WORK REQUIRED: Where does the string "name" appear in the records? Copy every line that contains it.

DATA FOR THIS EXERCISE:
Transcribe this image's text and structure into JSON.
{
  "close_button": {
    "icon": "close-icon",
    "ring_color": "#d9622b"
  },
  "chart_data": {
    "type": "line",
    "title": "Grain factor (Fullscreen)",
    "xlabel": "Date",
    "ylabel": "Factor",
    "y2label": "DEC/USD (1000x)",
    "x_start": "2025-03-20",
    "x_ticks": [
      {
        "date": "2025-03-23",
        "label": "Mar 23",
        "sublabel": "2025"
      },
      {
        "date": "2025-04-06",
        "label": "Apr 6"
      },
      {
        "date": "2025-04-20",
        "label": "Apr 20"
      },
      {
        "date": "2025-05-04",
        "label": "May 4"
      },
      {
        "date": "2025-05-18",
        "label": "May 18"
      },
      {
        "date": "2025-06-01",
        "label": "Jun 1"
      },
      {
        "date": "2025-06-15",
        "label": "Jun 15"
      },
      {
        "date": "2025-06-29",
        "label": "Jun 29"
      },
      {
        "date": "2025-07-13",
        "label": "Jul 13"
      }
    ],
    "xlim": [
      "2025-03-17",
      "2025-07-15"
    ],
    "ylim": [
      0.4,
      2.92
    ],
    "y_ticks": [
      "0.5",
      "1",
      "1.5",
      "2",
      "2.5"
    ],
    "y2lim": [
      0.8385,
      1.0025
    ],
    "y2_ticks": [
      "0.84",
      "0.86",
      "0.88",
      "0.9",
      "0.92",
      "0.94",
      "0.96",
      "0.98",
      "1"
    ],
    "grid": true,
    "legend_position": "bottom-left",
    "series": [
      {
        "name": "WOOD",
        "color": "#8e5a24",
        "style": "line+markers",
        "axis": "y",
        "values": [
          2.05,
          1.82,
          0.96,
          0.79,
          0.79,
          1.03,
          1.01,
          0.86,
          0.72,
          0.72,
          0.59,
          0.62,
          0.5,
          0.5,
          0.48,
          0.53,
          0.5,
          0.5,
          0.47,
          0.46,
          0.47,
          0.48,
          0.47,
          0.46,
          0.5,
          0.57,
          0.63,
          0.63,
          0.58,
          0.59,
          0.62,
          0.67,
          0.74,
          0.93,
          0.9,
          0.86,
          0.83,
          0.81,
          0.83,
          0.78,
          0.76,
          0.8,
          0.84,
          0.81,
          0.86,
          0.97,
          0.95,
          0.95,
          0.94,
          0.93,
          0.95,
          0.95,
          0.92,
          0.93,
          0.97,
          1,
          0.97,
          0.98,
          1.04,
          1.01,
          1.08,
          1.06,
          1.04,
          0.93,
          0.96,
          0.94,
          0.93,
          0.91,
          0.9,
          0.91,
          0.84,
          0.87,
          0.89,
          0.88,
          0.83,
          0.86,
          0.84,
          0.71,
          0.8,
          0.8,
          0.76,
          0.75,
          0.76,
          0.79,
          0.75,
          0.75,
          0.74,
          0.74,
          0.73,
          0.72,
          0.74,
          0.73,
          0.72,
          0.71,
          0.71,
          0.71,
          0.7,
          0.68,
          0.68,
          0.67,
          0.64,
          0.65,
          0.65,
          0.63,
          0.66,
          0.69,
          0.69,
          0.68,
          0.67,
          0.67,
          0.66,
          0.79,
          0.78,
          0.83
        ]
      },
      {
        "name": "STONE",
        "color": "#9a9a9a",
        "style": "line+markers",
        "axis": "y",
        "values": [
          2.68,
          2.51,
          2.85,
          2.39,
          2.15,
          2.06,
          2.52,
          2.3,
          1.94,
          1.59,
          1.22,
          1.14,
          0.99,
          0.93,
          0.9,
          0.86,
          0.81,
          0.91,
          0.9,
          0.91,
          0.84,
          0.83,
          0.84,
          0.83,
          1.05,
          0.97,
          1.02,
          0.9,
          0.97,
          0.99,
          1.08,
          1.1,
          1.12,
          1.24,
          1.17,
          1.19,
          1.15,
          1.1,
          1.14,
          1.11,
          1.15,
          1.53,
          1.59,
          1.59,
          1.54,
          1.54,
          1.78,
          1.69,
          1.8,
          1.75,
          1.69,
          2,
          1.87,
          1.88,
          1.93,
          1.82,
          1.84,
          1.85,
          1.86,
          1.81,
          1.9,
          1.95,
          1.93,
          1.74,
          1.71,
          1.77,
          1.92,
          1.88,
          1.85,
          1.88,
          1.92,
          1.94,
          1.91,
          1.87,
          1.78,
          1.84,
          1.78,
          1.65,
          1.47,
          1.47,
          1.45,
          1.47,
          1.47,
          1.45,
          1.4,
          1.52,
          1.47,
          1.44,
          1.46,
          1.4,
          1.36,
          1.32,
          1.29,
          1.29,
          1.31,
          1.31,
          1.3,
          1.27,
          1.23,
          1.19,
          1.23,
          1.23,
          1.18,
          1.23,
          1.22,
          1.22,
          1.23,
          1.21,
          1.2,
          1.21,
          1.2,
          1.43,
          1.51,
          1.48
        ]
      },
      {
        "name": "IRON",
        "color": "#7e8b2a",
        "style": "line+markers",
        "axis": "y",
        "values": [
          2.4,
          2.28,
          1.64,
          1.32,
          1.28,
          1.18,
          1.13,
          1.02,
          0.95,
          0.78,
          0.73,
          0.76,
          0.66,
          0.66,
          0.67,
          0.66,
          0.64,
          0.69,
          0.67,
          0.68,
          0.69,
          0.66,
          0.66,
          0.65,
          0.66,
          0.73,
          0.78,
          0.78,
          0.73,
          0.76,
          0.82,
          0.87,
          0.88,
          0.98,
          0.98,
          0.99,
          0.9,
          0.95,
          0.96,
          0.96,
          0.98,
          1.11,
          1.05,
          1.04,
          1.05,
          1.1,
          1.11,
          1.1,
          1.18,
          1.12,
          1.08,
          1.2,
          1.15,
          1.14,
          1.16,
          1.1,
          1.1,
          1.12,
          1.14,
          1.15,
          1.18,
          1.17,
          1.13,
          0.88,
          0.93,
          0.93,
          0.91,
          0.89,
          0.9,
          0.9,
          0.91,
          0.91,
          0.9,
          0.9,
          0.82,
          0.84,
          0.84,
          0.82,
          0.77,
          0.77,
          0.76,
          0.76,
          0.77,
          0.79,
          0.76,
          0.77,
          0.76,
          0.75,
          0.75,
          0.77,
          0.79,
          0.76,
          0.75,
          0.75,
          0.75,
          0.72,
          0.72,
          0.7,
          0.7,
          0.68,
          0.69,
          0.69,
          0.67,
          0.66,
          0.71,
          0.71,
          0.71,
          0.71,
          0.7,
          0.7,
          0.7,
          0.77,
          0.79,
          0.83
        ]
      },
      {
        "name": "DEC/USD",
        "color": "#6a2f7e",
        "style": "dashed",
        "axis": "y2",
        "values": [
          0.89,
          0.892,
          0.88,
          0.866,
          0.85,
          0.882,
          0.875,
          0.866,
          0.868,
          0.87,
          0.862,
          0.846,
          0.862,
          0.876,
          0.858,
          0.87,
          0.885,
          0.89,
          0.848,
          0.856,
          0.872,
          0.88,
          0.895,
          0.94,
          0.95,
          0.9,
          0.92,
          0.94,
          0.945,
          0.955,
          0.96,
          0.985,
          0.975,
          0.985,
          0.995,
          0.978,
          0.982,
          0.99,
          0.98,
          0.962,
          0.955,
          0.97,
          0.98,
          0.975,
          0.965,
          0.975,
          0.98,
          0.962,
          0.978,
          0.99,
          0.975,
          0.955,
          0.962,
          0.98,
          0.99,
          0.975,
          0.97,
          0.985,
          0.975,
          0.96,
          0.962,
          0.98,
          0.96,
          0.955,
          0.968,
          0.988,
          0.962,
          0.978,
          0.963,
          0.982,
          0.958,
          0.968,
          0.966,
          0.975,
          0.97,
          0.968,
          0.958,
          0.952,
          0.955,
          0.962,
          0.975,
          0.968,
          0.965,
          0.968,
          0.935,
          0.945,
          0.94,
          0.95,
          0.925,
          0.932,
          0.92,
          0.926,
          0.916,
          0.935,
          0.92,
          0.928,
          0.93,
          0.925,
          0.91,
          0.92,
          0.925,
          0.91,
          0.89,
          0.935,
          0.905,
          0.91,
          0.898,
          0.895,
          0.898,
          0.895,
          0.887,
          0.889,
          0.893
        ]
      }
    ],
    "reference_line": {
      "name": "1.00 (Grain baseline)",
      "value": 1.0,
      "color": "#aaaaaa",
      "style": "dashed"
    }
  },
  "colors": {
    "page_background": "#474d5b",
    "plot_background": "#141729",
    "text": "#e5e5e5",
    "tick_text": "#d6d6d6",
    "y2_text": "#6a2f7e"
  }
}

RESULT FOR THIS EXERCISE:
        "name": "WOOD",
        "name": "STONE",
        "name": "IRON",
        "name": "DEC/USD",
      "name": "1.00 (Grain baseline)",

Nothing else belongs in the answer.